◆ DO THIS ◆
In the records below, count every line containing "предложения". Reply with the number only.

Source records
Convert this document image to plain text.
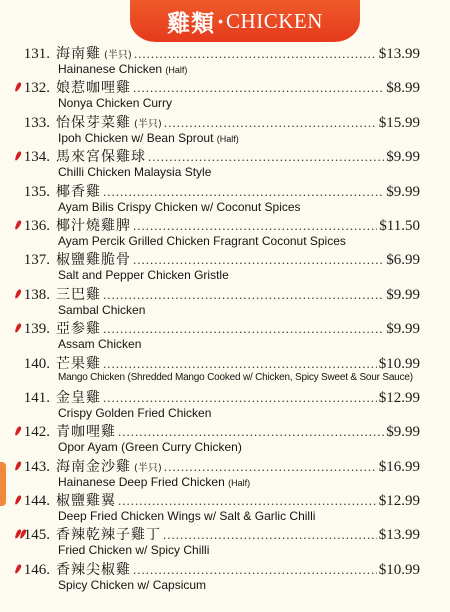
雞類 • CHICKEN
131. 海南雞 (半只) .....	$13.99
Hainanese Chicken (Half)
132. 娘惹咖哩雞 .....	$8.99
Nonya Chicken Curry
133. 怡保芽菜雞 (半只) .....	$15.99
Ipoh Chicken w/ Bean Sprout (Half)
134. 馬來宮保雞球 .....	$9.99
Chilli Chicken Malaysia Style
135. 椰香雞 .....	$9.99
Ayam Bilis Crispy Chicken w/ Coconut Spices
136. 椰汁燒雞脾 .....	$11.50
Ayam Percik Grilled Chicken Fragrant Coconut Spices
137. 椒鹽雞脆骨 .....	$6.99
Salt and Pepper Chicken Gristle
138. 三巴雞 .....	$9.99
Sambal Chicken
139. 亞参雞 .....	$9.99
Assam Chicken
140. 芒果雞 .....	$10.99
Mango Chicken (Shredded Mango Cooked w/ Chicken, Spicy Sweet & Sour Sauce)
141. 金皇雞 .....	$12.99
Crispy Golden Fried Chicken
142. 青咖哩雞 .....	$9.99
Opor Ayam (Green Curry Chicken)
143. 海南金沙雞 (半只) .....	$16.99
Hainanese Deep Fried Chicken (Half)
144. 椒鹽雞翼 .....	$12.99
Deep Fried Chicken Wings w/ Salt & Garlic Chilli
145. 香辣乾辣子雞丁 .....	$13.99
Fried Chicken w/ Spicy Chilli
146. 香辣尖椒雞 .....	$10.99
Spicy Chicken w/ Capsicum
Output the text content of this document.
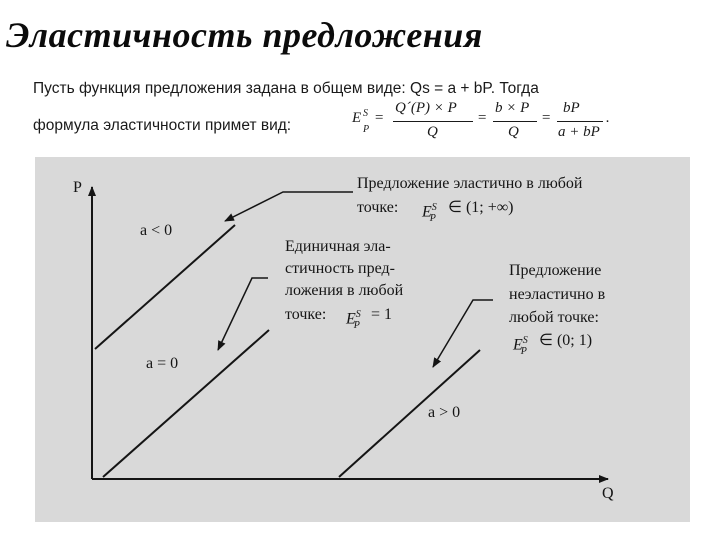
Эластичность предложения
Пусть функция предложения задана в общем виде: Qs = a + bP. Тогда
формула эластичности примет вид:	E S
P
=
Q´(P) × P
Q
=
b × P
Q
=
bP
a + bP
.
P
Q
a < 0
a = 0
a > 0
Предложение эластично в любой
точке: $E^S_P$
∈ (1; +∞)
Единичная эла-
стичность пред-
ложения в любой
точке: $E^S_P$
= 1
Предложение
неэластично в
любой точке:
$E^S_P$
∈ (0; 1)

...

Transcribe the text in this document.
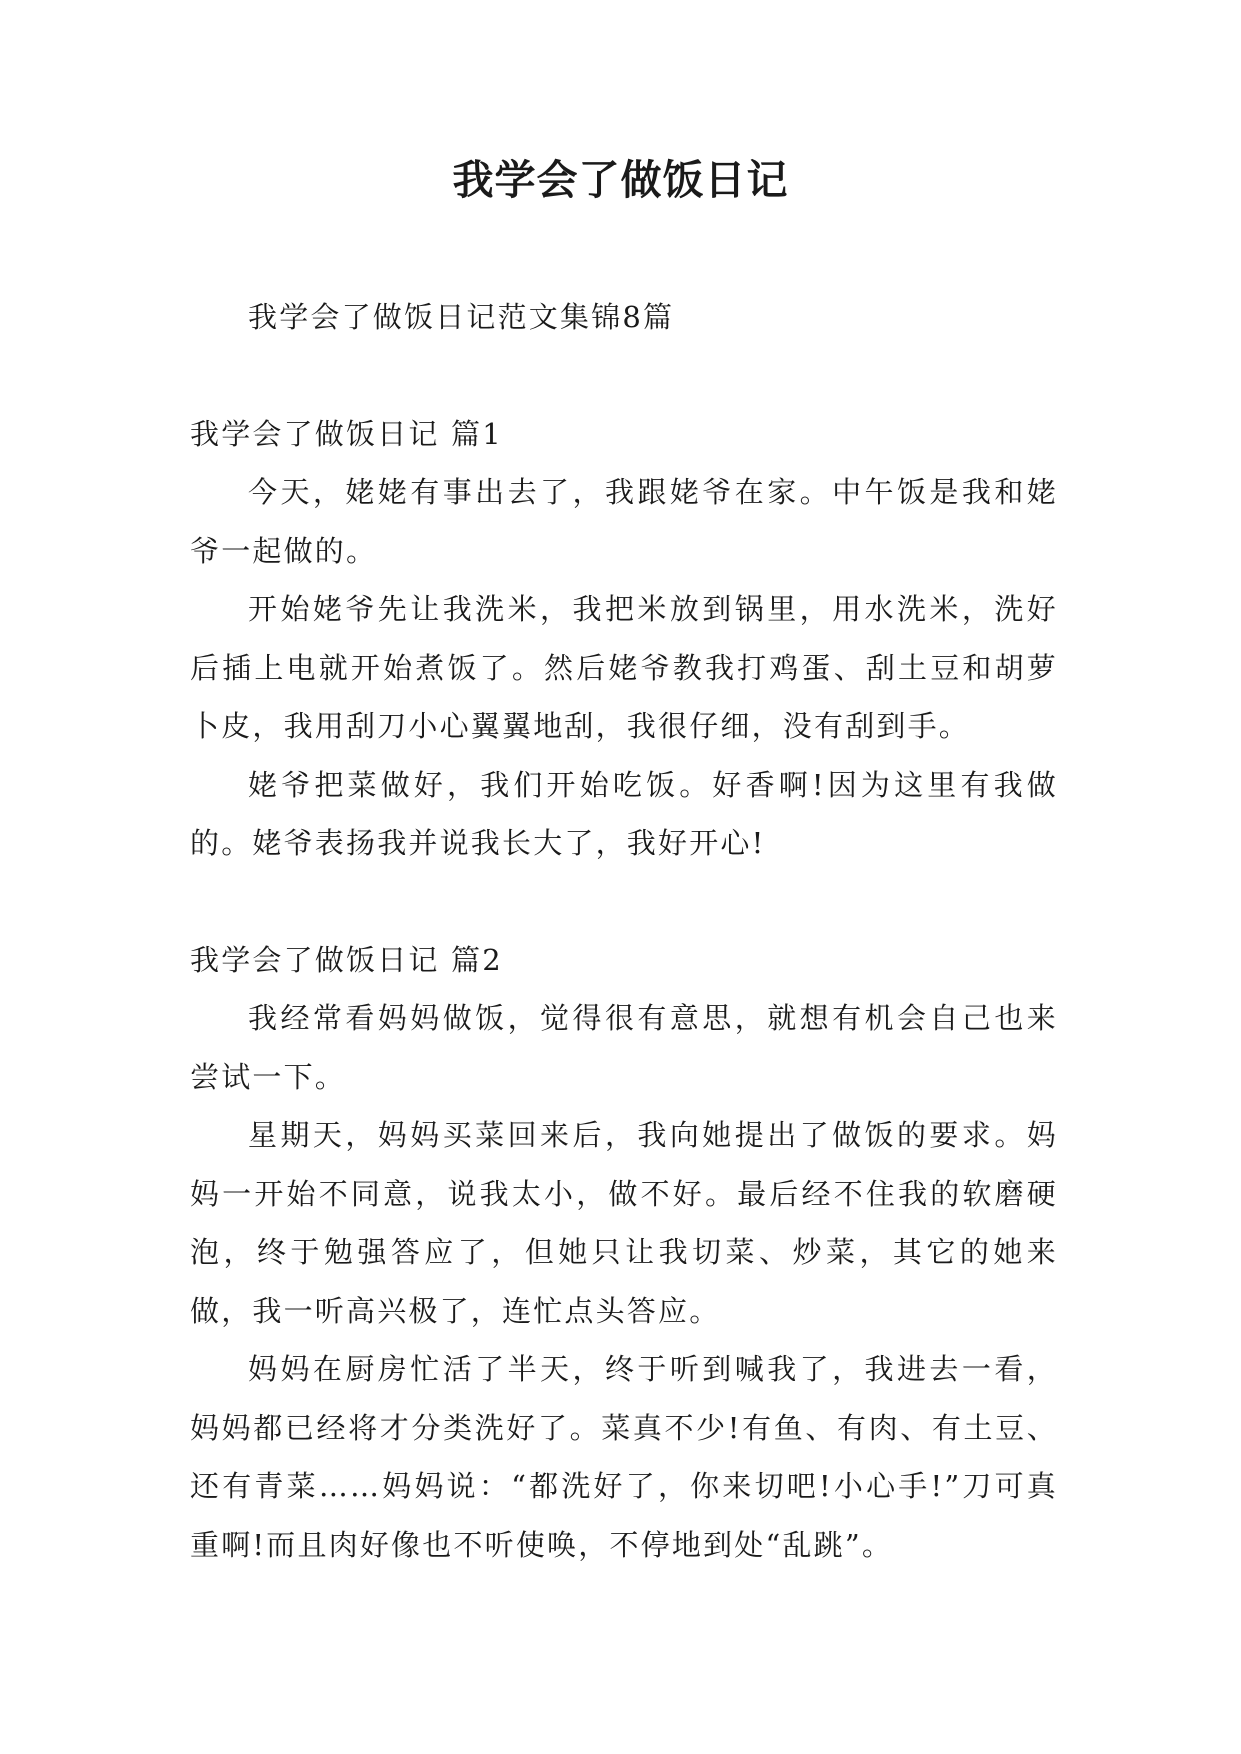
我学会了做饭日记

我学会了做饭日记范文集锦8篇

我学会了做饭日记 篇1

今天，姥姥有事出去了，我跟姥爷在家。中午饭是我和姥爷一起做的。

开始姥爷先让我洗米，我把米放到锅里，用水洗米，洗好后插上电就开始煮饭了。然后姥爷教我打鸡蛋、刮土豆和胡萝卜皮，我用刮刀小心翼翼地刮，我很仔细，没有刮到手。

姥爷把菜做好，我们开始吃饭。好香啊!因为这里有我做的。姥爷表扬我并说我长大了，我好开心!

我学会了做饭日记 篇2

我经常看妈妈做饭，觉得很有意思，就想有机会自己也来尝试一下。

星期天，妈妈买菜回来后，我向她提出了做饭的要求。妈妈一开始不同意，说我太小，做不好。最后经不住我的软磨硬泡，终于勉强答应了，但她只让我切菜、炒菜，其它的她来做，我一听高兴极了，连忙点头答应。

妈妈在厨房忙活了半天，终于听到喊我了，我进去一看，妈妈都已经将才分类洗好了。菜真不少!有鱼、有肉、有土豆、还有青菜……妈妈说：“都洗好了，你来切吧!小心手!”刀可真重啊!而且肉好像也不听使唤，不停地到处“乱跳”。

* * *

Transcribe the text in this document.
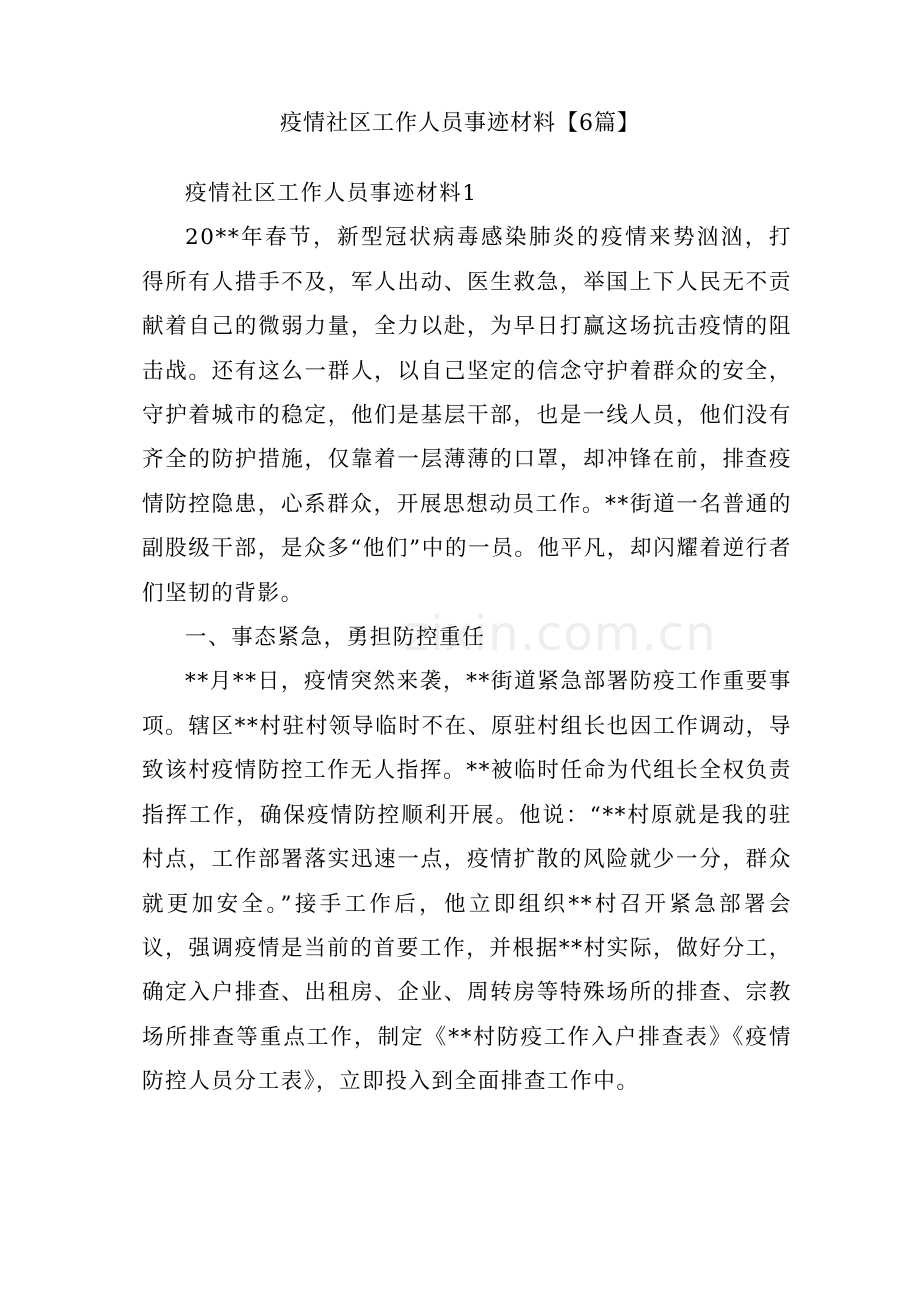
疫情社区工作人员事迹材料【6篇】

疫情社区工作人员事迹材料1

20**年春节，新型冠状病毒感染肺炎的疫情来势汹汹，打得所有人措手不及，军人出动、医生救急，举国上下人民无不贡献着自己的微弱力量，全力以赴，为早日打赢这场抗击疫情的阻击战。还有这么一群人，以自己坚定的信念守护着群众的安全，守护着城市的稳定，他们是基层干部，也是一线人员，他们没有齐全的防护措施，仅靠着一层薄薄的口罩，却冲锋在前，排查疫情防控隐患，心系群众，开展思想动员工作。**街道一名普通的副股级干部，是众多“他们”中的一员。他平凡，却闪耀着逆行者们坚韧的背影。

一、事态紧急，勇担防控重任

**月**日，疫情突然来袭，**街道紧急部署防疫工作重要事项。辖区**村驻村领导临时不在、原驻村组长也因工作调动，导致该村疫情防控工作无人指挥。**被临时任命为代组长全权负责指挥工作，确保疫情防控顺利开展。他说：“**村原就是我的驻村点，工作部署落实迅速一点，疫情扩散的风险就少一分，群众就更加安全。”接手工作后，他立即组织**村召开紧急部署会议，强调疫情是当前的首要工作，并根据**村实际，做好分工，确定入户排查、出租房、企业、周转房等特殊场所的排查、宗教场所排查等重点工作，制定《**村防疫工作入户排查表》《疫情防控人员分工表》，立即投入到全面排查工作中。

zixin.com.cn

◆ SOLVED PROBLEM ◆
2